WRITTEN INSTRUCTION:
In the listing below, locate the lines that hold "Electric" and copy them.

^^^^^^^^

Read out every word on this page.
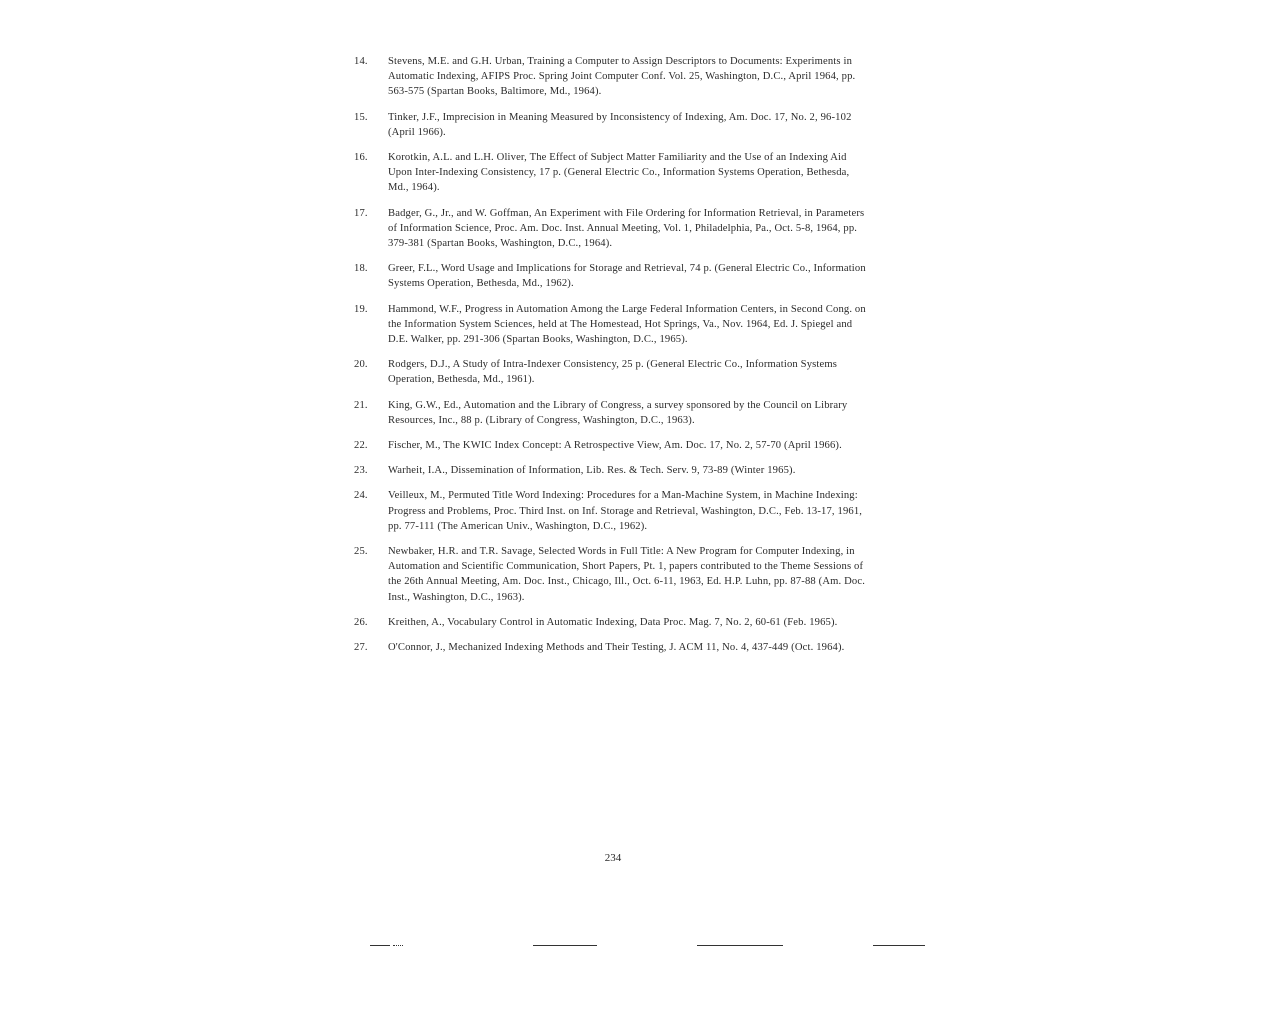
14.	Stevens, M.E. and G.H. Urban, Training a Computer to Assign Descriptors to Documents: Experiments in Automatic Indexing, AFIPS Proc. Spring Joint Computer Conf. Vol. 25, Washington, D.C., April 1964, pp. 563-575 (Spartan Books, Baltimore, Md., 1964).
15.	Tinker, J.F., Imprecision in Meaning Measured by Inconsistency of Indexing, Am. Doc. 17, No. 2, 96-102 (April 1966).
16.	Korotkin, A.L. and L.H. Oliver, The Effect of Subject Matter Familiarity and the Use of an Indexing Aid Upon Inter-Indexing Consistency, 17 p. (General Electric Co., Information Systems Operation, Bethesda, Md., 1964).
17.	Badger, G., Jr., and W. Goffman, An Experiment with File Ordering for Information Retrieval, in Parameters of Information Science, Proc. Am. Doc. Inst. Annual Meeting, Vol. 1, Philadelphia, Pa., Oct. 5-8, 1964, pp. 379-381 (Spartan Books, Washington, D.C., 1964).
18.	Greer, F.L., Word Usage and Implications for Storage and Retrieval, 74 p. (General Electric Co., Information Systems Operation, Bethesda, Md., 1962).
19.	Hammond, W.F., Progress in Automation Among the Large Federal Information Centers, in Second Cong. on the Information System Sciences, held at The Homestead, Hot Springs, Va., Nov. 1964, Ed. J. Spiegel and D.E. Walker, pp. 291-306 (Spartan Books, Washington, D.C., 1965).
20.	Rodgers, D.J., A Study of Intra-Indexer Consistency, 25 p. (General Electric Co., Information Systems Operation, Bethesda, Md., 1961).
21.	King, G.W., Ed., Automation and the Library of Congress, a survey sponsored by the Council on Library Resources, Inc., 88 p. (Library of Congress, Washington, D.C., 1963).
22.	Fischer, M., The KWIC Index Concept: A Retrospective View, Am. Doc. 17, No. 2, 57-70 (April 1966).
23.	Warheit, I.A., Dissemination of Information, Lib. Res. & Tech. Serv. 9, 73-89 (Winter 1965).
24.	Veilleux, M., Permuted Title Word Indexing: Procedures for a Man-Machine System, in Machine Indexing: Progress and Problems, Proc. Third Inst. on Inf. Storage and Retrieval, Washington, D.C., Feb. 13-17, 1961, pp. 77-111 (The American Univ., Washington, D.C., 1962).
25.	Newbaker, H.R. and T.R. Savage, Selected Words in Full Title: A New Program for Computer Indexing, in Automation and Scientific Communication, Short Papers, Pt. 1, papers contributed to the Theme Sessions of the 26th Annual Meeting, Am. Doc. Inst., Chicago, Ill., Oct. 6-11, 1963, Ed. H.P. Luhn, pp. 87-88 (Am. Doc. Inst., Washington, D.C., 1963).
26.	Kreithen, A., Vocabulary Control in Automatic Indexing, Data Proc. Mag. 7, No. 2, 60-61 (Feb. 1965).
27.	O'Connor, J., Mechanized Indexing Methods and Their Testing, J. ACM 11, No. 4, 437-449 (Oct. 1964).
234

^^^^^^^^

RESPONSE:
16.	Korotkin, A.L. and L.H. Oliver, The Effect of Subject Matter Familiarity and the Use of an Indexing Aid Upon Inter-Indexing Consistency, 17 p. (General Electric Co., Information Systems Operation, Bethesda, Md., 1964).
18.	Greer, F.L., Word Usage and Implications for Storage and Retrieval, 74 p. (General Electric Co., Information Systems Operation, Bethesda, Md., 1962).
20.	Rodgers, D.J., A Study of Intra-Indexer Consistency, 25 p. (General Electric Co., Information Systems Operation, Bethesda, Md., 1961).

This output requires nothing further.